▶ [STATED GOAL] Write out all the entries word for word, but skip any images.

▶ [RECORD EXTRACTS]
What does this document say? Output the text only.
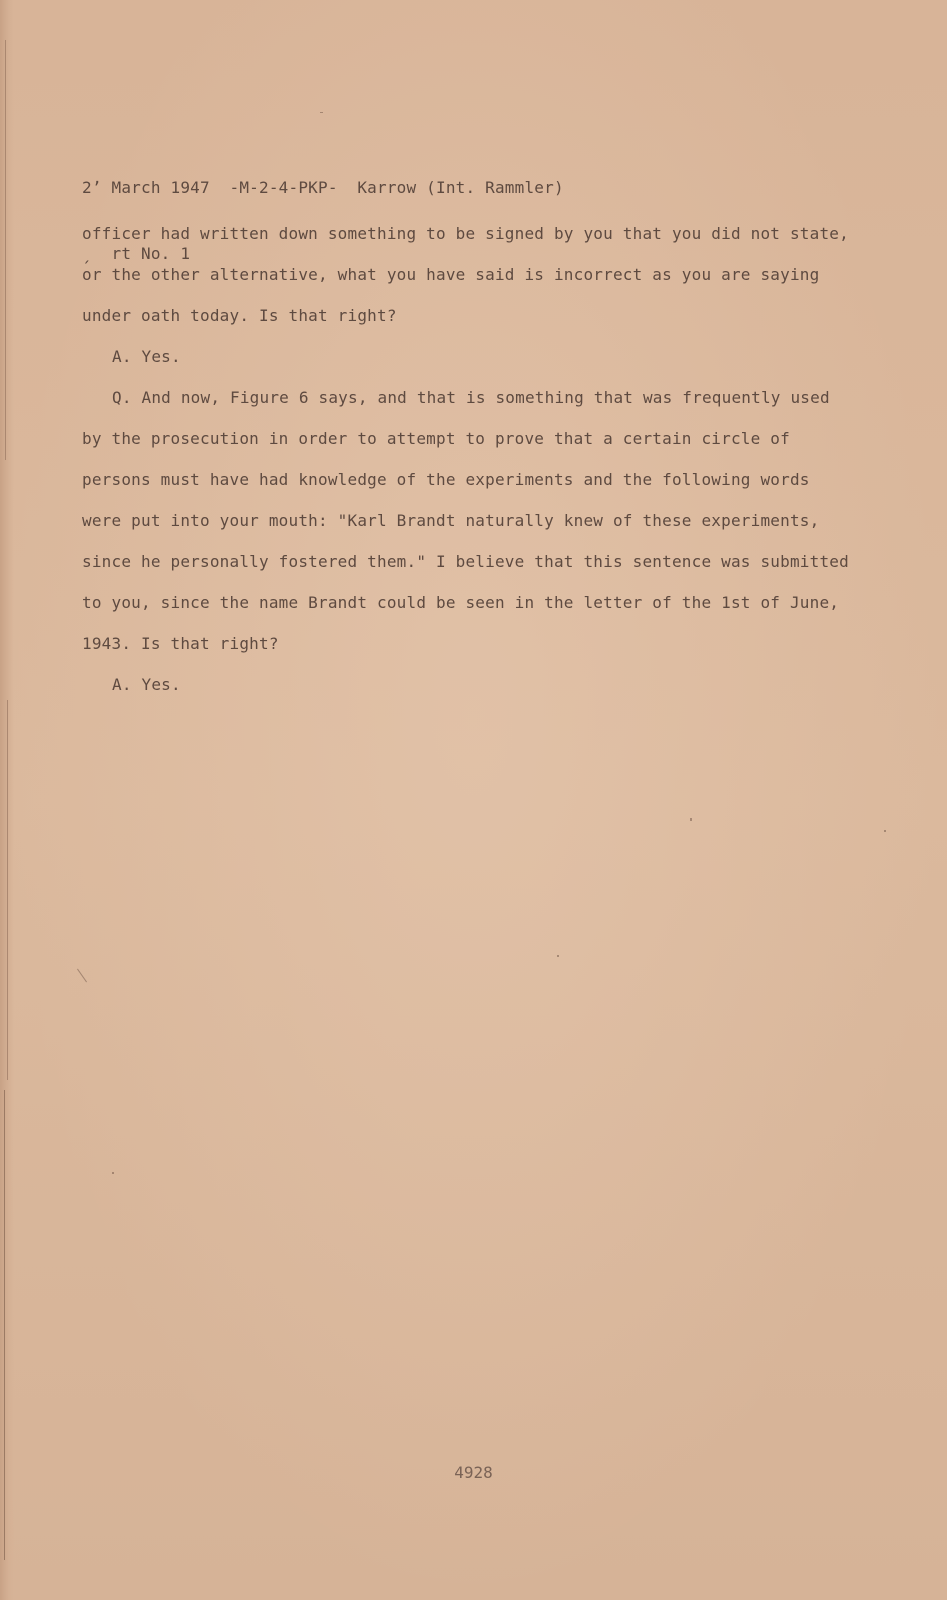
2ʼ March 1947  -M-2-4-PKP-  Karrow (Int. Rammler)

ˏ  rt No. 1

officer had written down something to be signed by you that you did not state,
or the other alternative, what you have said is incorrect as you are saying
under oath today. Is that right?
A. Yes.
Q. And now, Figure 6 says, and that is something that was frequently used
by the prosecution in order to attempt to prove that a certain circle of
persons must have had knowledge of the experiments and the following words
were put into your mouth: "Karl Brandt naturally knew of these experiments,
since he personally fostered them." I believe that this sentence was submitted
to you, since the name Brandt could be seen in the letter of the 1st of June,
1943. Is that right?
A. Yes.
4928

▶ [RESULT OF THIS EXERCISE]
What does this document say? Output the text only.
2ʼ March 1947  -M-2-4-PKP-  Karrow (Int. Rammler)

ˏ  rt No. 1

officer had written down something to be signed by you that you did not state,
or the other alternative, what you have said is incorrect as you are saying
under oath today. Is that right?
A. Yes.
Q. And now, Figure 6 says, and that is something that was frequently used
by the prosecution in order to attempt to prove that a certain circle of
persons must have had knowledge of the experiments and the following words
were put into your mouth: "Karl Brandt naturally knew of these experiments,
since he personally fostered them." I believe that this sentence was submitted
to you, since the name Brandt could be seen in the letter of the 1st of June,
1943. Is that right?
A. Yes.
4928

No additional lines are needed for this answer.